### WHAT YOU HAVE TO DO
Below are the records. List every line holding the word "note".

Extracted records
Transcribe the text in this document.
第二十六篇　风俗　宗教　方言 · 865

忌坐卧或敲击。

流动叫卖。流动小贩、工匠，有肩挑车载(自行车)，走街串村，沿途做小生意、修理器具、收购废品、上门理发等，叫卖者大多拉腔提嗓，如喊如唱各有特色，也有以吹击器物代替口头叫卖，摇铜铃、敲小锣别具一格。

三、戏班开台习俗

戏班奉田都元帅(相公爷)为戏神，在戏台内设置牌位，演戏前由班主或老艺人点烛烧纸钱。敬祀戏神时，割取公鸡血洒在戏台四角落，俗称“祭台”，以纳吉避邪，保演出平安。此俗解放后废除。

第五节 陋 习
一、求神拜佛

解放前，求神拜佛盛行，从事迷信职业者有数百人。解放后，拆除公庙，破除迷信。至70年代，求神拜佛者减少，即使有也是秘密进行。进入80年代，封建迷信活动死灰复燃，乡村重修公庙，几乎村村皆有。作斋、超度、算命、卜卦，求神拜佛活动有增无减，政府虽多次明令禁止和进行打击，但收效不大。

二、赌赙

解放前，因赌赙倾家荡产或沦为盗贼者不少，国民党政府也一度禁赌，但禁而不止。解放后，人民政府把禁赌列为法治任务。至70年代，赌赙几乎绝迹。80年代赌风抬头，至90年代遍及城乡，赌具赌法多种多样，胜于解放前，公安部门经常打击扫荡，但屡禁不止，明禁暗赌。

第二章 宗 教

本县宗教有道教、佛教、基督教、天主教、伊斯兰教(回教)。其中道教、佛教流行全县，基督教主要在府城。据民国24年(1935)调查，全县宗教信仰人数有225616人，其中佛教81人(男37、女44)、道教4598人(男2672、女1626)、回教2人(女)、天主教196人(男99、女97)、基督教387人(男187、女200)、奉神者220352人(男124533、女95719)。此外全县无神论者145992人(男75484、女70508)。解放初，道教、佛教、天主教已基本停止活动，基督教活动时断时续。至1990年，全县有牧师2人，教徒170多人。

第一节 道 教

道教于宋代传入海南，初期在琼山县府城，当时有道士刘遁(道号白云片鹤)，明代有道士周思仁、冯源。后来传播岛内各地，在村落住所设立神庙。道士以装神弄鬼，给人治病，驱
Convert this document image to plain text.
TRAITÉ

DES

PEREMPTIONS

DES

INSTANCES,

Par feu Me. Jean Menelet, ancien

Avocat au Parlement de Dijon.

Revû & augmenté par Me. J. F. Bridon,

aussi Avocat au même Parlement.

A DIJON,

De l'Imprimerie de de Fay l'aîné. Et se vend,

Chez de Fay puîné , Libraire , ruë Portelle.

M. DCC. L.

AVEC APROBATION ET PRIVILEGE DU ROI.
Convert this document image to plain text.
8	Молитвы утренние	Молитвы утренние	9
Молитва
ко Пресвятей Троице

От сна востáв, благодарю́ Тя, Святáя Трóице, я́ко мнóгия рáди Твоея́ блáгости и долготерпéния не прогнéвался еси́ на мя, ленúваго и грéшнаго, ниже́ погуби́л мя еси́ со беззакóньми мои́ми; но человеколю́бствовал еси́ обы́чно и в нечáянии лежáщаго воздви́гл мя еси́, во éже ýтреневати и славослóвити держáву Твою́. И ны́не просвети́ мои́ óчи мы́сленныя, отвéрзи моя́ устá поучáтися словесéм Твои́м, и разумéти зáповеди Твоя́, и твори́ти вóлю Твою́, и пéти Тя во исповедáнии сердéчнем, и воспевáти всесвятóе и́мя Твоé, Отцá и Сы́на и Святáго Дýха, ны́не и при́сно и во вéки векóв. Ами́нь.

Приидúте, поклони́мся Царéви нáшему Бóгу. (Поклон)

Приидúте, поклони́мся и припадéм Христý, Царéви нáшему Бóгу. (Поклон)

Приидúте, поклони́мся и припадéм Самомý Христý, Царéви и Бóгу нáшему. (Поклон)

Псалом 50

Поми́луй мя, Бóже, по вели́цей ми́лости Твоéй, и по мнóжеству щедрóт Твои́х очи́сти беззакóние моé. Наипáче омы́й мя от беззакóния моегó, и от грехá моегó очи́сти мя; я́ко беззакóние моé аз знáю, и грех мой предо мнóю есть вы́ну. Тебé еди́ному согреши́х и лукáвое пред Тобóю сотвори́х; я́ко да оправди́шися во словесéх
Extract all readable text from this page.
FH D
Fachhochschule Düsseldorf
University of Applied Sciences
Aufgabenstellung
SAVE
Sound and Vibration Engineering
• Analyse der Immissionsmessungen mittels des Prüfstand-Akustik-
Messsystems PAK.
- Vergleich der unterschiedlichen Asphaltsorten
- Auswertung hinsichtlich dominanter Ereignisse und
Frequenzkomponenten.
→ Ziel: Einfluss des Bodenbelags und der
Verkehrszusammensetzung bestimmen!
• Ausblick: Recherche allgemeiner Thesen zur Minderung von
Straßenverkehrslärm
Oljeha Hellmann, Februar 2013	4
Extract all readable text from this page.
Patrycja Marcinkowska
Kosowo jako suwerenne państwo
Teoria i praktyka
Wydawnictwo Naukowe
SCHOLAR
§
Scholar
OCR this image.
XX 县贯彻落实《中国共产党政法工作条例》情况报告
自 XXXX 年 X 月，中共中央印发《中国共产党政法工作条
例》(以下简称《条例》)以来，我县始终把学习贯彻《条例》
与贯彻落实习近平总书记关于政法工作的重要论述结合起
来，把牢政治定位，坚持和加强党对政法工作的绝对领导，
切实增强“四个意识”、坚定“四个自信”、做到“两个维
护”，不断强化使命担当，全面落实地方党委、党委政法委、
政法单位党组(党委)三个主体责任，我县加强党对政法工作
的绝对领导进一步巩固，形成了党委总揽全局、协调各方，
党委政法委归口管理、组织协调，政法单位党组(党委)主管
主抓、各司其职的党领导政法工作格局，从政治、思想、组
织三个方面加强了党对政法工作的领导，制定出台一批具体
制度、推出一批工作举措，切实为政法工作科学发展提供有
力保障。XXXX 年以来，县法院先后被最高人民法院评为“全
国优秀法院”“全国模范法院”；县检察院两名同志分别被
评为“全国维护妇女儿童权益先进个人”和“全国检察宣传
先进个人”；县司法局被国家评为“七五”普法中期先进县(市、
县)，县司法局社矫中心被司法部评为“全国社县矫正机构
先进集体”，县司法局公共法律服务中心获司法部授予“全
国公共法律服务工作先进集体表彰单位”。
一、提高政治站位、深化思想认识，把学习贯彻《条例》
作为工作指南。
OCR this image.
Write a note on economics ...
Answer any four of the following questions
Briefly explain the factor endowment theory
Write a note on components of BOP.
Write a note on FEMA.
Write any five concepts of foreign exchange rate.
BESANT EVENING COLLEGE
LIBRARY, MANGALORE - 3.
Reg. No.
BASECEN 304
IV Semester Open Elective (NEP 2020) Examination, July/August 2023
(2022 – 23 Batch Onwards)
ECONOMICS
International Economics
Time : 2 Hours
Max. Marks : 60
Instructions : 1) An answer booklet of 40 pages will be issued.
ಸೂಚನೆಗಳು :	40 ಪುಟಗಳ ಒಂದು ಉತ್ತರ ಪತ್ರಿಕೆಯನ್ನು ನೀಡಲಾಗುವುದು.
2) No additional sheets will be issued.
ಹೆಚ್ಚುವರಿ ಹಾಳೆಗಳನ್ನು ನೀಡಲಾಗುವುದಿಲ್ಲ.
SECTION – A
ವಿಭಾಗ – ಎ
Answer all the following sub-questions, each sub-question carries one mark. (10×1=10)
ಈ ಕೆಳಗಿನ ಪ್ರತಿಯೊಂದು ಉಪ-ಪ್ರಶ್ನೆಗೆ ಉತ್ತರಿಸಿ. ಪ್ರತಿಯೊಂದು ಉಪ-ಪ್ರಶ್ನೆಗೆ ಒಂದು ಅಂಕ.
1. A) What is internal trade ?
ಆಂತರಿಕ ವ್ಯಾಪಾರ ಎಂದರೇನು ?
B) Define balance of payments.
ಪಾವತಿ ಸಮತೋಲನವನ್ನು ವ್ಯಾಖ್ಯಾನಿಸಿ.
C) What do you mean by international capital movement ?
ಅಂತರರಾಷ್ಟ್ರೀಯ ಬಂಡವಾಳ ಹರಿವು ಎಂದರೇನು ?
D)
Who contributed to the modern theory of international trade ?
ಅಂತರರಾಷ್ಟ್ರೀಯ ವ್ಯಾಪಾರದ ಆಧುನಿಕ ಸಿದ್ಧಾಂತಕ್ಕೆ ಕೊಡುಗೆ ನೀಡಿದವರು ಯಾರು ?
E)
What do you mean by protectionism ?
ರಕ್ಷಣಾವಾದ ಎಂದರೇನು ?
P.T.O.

### OUTPUT OF THE TASK
Write a note on economics ...
Write a note on components of BOP.
Write a note on FEMA.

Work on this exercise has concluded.